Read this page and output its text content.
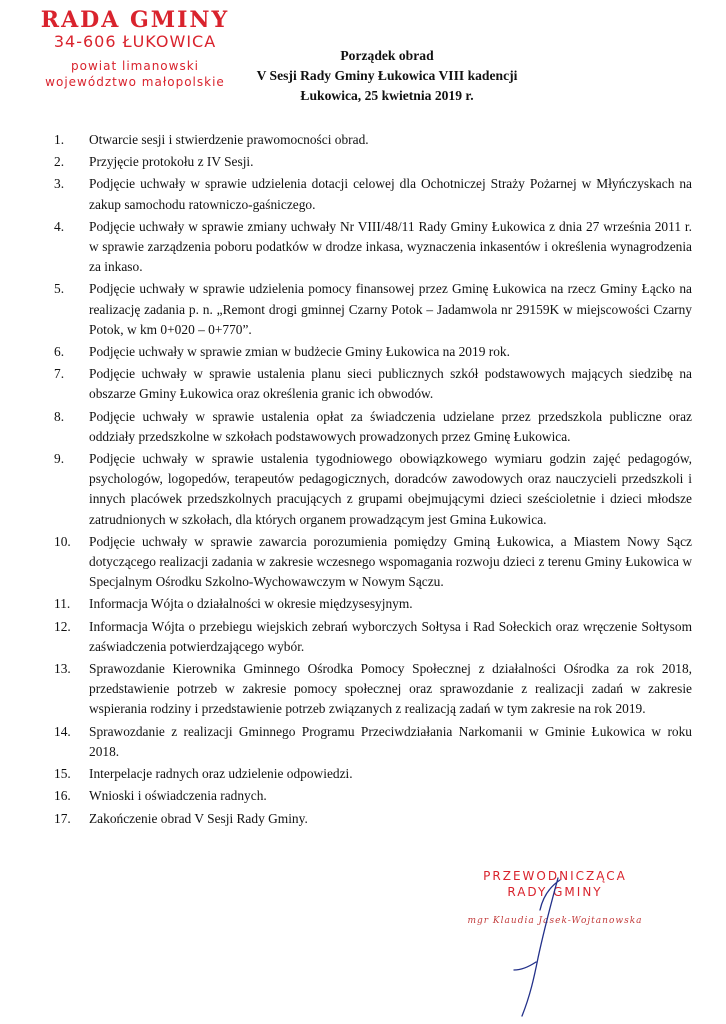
RADA GMINY
34-606 ŁUKOWICA
powiat limanowski
województwo małopolskie
Porządek obrad
V Sesji Rady Gminy Łukowica VIII kadencji
Łukowica, 25 kwietnia 2019 r.
1.	Otwarcie sesji i stwierdzenie prawomocności obrad.
2.	Przyjęcie protokołu z IV Sesji.
3.	Podjęcie uchwały w sprawie udzielenia dotacji celowej dla Ochotniczej Straży Pożarnej w Młyńczyskach na zakup samochodu ratowniczo-gaśniczego.
4.	Podjęcie uchwały w sprawie zmiany uchwały Nr VIII/48/11 Rady Gminy Łukowica z dnia 27 września 2011 r. w sprawie zarządzenia poboru podatków w drodze inkasa, wyznaczenia inkasentów i określenia wynagrodzenia za inkaso.
5.	Podjęcie uchwały w sprawie udzielenia pomocy finansowej przez Gminę Łukowica na rzecz Gminy Łącko na realizację zadania p. n. „Remont drogi gminnej Czarny Potok – Jadamwola nr 29159K w miejscowości Czarny Potok, w km 0+020 – 0+770”.
6.	Podjęcie uchwały w sprawie zmian w budżecie Gminy Łukowica na 2019 rok.
7.	Podjęcie uchwały w sprawie ustalenia planu sieci publicznych szkół podstawowych mających siedzibę na obszarze Gminy Łukowica oraz określenia granic ich obwodów.
8.	Podjęcie uchwały w sprawie ustalenia opłat za świadczenia udzielane przez przedszkola publiczne oraz oddziały przedszkolne w szkołach podstawowych prowadzonych przez Gminę Łukowica.
9.	Podjęcie uchwały w sprawie ustalenia tygodniowego obowiązkowego wymiaru godzin zajęć pedagogów, psychologów, logopedów, terapeutów pedagogicznych, doradców zawodowych oraz nauczycieli przedszkoli i innych placówek przedszkolnych pracujących z grupami obejmującymi dzieci sześcioletnie i dzieci młodsze zatrudnionych w szkołach, dla których organem prowadzącym jest Gmina Łukowica.
10.	Podjęcie uchwały w sprawie zawarcia porozumienia pomiędzy Gminą Łukowica, a Miastem Nowy Sącz dotyczącego realizacji zadania w zakresie wczesnego wspomagania rozwoju dzieci z terenu Gminy Łukowica w Specjalnym Ośrodku Szkolno-Wychowawczym w Nowym Sączu.
11.	Informacja Wójta o działalności w okresie międzysesyjnym.
12.	Informacja Wójta o przebiegu wiejskich zebrań wyborczych Sołtysa i Rad Sołeckich oraz wręczenie Sołtysom zaświadczenia potwierdzającego wybór.
13.	Sprawozdanie Kierownika Gminnego Ośrodka Pomocy Społecznej z działalności Ośrodka za rok 2018, przedstawienie potrzeb w zakresie pomocy społecznej oraz sprawozdanie z realizacji zadań w zakresie wspierania rodziny i przedstawienie potrzeb związanych z realizacją zadań w tym zakresie na rok 2019.
14.	Sprawozdanie z realizacji Gminnego Programu Przeciwdziałania Narkomanii w Gminie Łukowica w roku 2018.
15.	Interpelacje radnych oraz udzielenie odpowiedzi.
16.	Wnioski i oświadczenia radnych.
17.	Zakończenie obrad V Sesji Rady Gminy.
PRZEWODNICZĄCA
RADY GMINY
mgr Klaudia Jasek-Wojtanowska
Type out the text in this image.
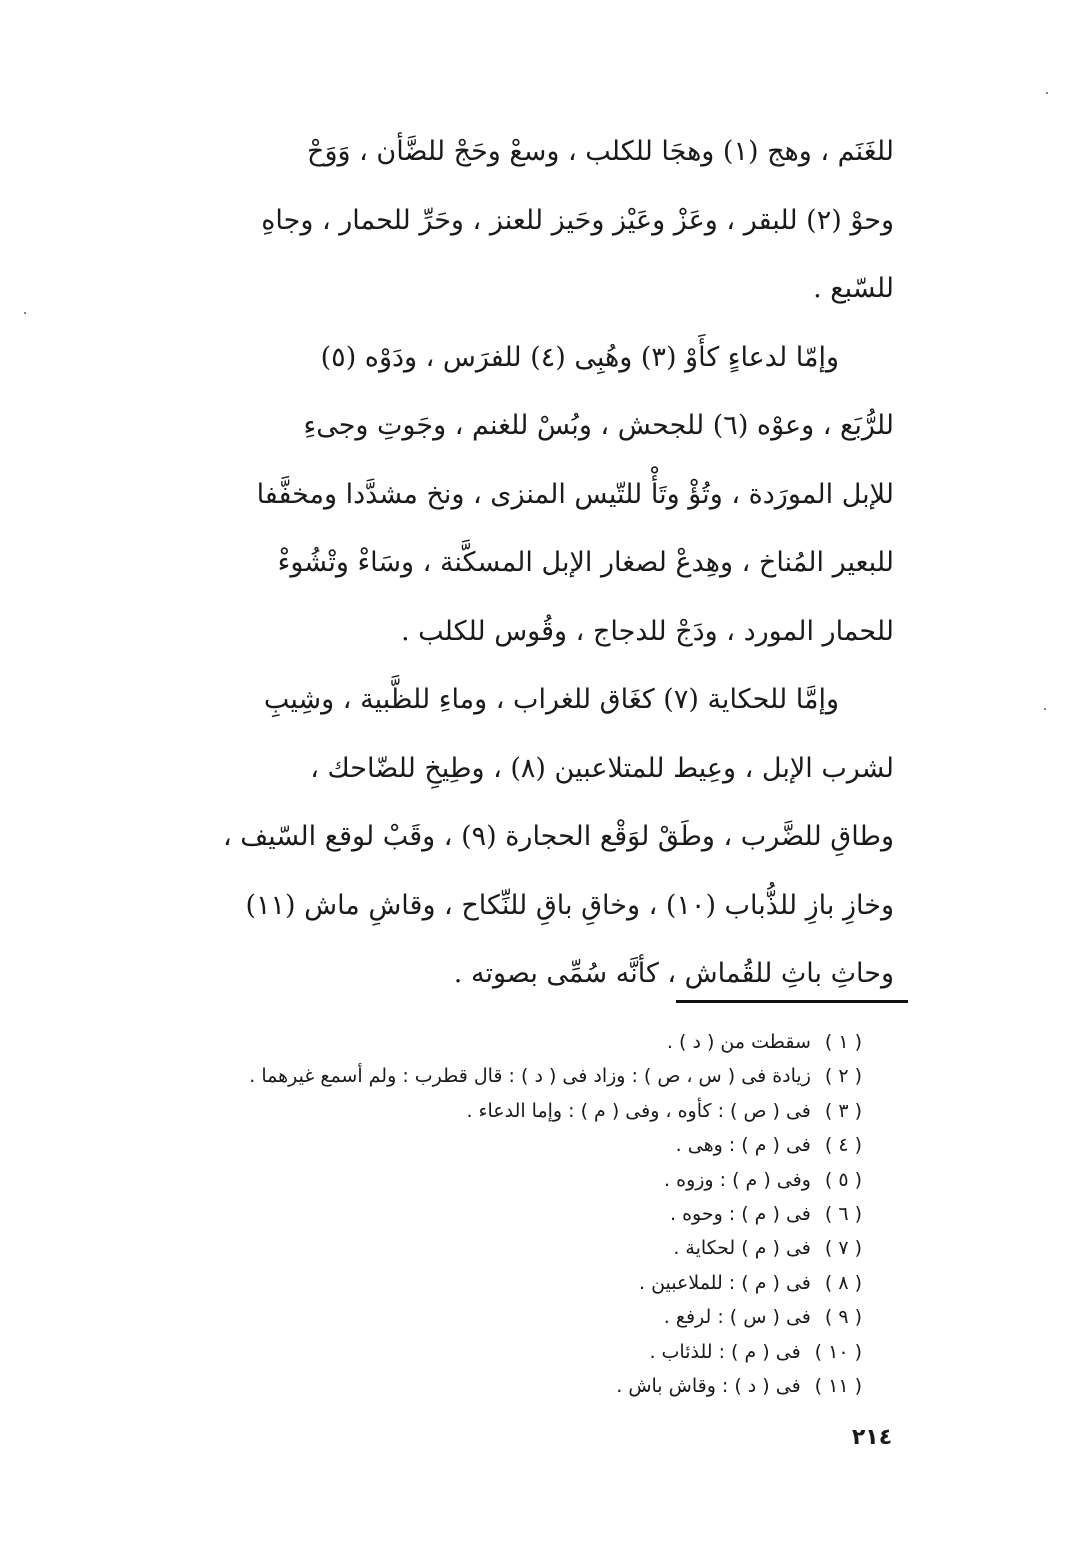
للغَنَم ، وهج (١) وهجَا للكلب ، وسعْ وحَجْ للضَّأن ، وَوَحْ
وحوْ (٢) للبقر ، وعَزْ وعَيْز وحَيز للعنز ، وحَرِّ للحمار ، وجاهِ
للسّبع .
وإمّا لدعاءٍ كأَوْ (٣) وهُبِى (٤) للفرَس ، ودَوْه (٥)
للرُّبَع ، وعوْه (٦) للجحش ، وبُسْ للغنم ، وجَوتِ وجىءِ
للإبل المورَدة ، وتُؤْ وتَأْ للتّيس المنزى ، ونخ مشدَّدا ومخفَّفا
للبعير المُناخ ، وهِدعْ لصغار الإبل المسكَّنة ، وسَاءْ وتْشُوءْ
للحمار المورد ، ودَجْ للدجاج ، وقُوس للكلب .
وإمَّا للحكاية (٧) كغَاق للغراب ، وماءِ للظَّبية ، وشِيبِ
لشرب الإبل ، وعِيط للمتلاعبين (٨) ، وطِيخِ للضّاحك ،
وطاقِ للضَّرب ، وطَقْ لوَقْع الحجارة (٩) ، وقَبْ لوقع السّيف ،
وخازِ بازِ للذُّباب (١٠) ، وخاقِ باقِ للنِّكاح ، وقاشِ ماش (١١)
وحاثِ باثِ للقُماش ، كأنَّه سُمِّى بصوته .
( ١ )سقطت من ( د ) .
( ٢ )زيادة فى ( س ، ص ) : وزاد فى ( د ) : قال قطرب : ولم أسمع غيرهما .
( ٣ )فى ( ص ) : كأوه ، وفى ( م ) : وإما الدعاء .
( ٤ )فى ( م ) : وهى .
( ٥ )وفى ( م ) : وزوه .
( ٦ )فى ( م ) : وحوه .
( ٧ )فى ( م ) لحكاية .
( ٨ )فى ( م ) : للملاعبين .
( ٩ )فى ( س ) : لرفع .
( ١٠ )فى ( م ) : للذئاب .
( ١١ )فى ( د ) : وقاش باش .
٢١٤
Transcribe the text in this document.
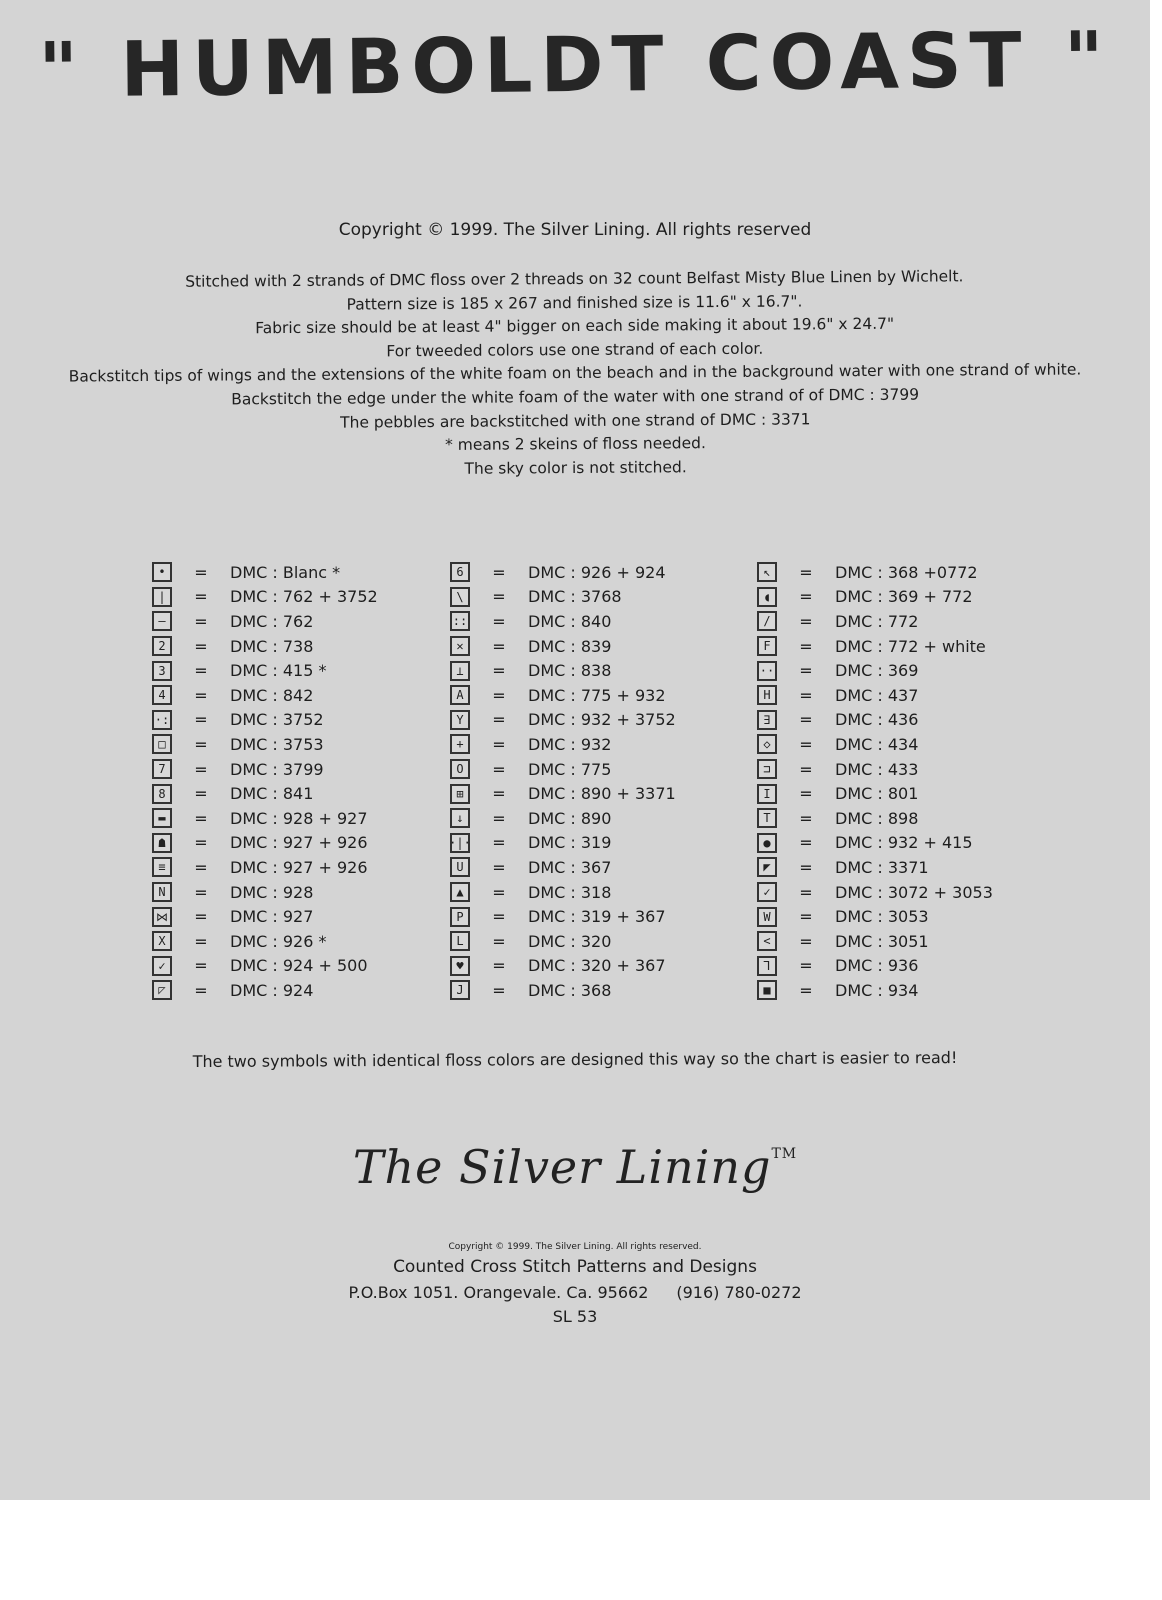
" HUMBOLDT COAST "
Copyright © 1999. The Silver Lining. All rights reserved
Stitched with 2 strands of DMC floss over 2 threads on 32 count Belfast Misty Blue Linen by Wichelt.
Pattern size is 185 x 267 and finished size is 11.6" x 16.7".
Fabric size should be at least 4" bigger on each side making it about 19.6" x 24.7"
For tweeded colors use one strand of each color.
Backstitch tips of wings and the extensions of the white foam on the beach and in the background water with one strand of white.
Backstitch the edge under the white foam of the water with one strand of of DMC : 3799
The pebbles are backstitched with one strand of DMC : 3371
* means 2 skeins of floss needed.
The sky color is not stitched.
•	=	DMC : Blanc *
|	=	DMC : 762 + 3752
—	=	DMC : 762
2	=	DMC : 738
3	=	DMC : 415 *
4	=	DMC : 842
·:	=	DMC : 3752
□	=	DMC : 3753
7	=	DMC : 3799
8	=	DMC : 841
▬	=	DMC : 928 + 927
☗	=	DMC : 927 + 926
≡	=	DMC : 927 + 926
N	=	DMC : 928
⋈	=	DMC : 927
X	=	DMC : 926 *
✓	=	DMC : 924 + 500
◸	=	DMC : 924
6	=	DMC : 926 + 924
\	=	DMC : 3768
::	=	DMC : 840
✕	=	DMC : 839
⊥	=	DMC : 838
A	=	DMC : 775 + 932
Y	=	DMC : 932 + 3752
+	=	DMC : 932
O	=	DMC : 775
⊞	=	DMC : 890 + 3371
↓	=	DMC : 890
·|·	=	DMC : 319
U	=	DMC : 367
▲	=	DMC : 318
P	=	DMC : 319 + 367
L	=	DMC : 320
♥	=	DMC : 320 + 367
J	=	DMC : 368
↖	=	DMC : 368 +0772
◖	=	DMC : 369 + 772
/	=	DMC : 772
F	=	DMC : 772 + white
··	=	DMC : 369
H	=	DMC : 437
∃	=	DMC : 436
◇	=	DMC : 434
⊐	=	DMC : 433
I	=	DMC : 801
T	=	DMC : 898
●	=	DMC : 932 + 415
◤	=	DMC : 3371
✓	=	DMC : 3072 + 3053
W	=	DMC : 3053
<	=	DMC : 3051
⅂	=	DMC : 936
■	=	DMC : 934
The two symbols with identical floss colors are designed this way so the chart is easier to read!
The Silver Lining™
Copyright © 1999. The Silver Lining. All rights reserved.
Counted Cross Stitch Patterns and Designs
P.O.Box 1051. Orangevale. Ca. 95662 (916) 780-0272
SL 53
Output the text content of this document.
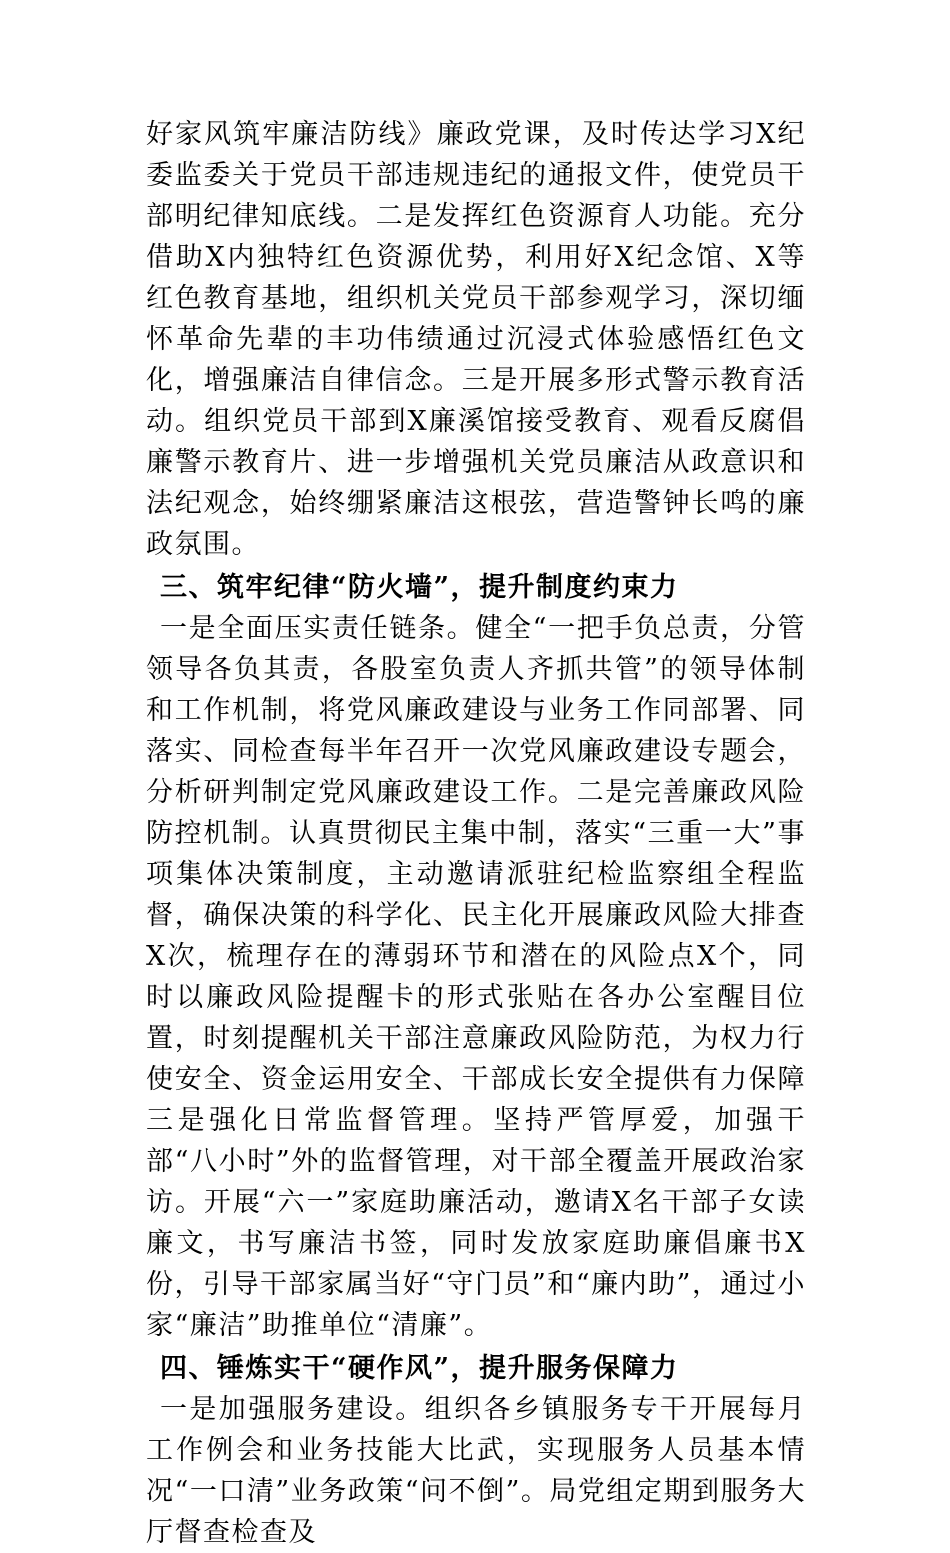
好家风筑牢廉洁防线》廉政党课，及时传达学习X纪委监委关于党员干部违规违纪的通报文件，使党员干部明纪律知底线。二是发挥红色资源育人功能。充分借助X内独特红色资源优势，利用好X纪念馆、X等红色教育基地，组织机关党员干部参观学习，深切缅怀革命先辈的丰功伟绩通过沉浸式体验感悟红色文化，增强廉洁自律信念。三是开展多形式警示教育活动。组织党员干部到X廉溪馆接受教育、观看反腐倡廉警示教育片、进一步增强机关党员廉洁从政意识和法纪观念，始终绷紧廉洁这根弦，营造警钟长鸣的廉政氛围。

三、筑牢纪律“防火墙”，提升制度约束力

一是全面压实责任链条。健全“一把手负总责，分管领导各负其责，各股室负责人齐抓共管”的领导体制和工作机制，将党风廉政建设与业务工作同部署、同落实、同检查每半年召开一次党风廉政建设专题会，分析研判制定党风廉政建设工作。二是完善廉政风险防控机制。认真贯彻民主集中制，落实“三重一大”事项集体决策制度，主动邀请派驻纪检监察组全程监督，确保决策的科学化、民主化开展廉政风险大排查X次，梳理存在的薄弱环节和潜在的风险点X个，同时以廉政风险提醒卡的形式张贴在各办公室醒目位置，时刻提醒机关干部注意廉政风险防范，为权力行使安全、资金运用安全、干部成长安全提供有力保障三是强化日常监督管理。坚持严管厚爱，加强干部“八小时”外的监督管理，对干部全覆盖开展政治家访。开展“六一”家庭助廉活动，邀请X名干部子女读廉文，书写廉洁书签，同时发放家庭助廉倡廉书X份，引导干部家属当好“守门员”和“廉内助”，通过小家“廉洁”助推单位“清廉”。

四、锤炼实干“硬作风”，提升服务保障力

一是加强服务建设。组织各乡镇服务专干开展每月工作例会和业务技能大比武，实现服务人员基本情况“一口清”业务政策“问不倒”。局党组定期到服务大厅督查检查及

**INSTRUCTIONS TO FOLLOW:** Report how many lines of the data hold the string "przez"; give only the number.

**ANSWER FOR THIS EXERCISE:** 2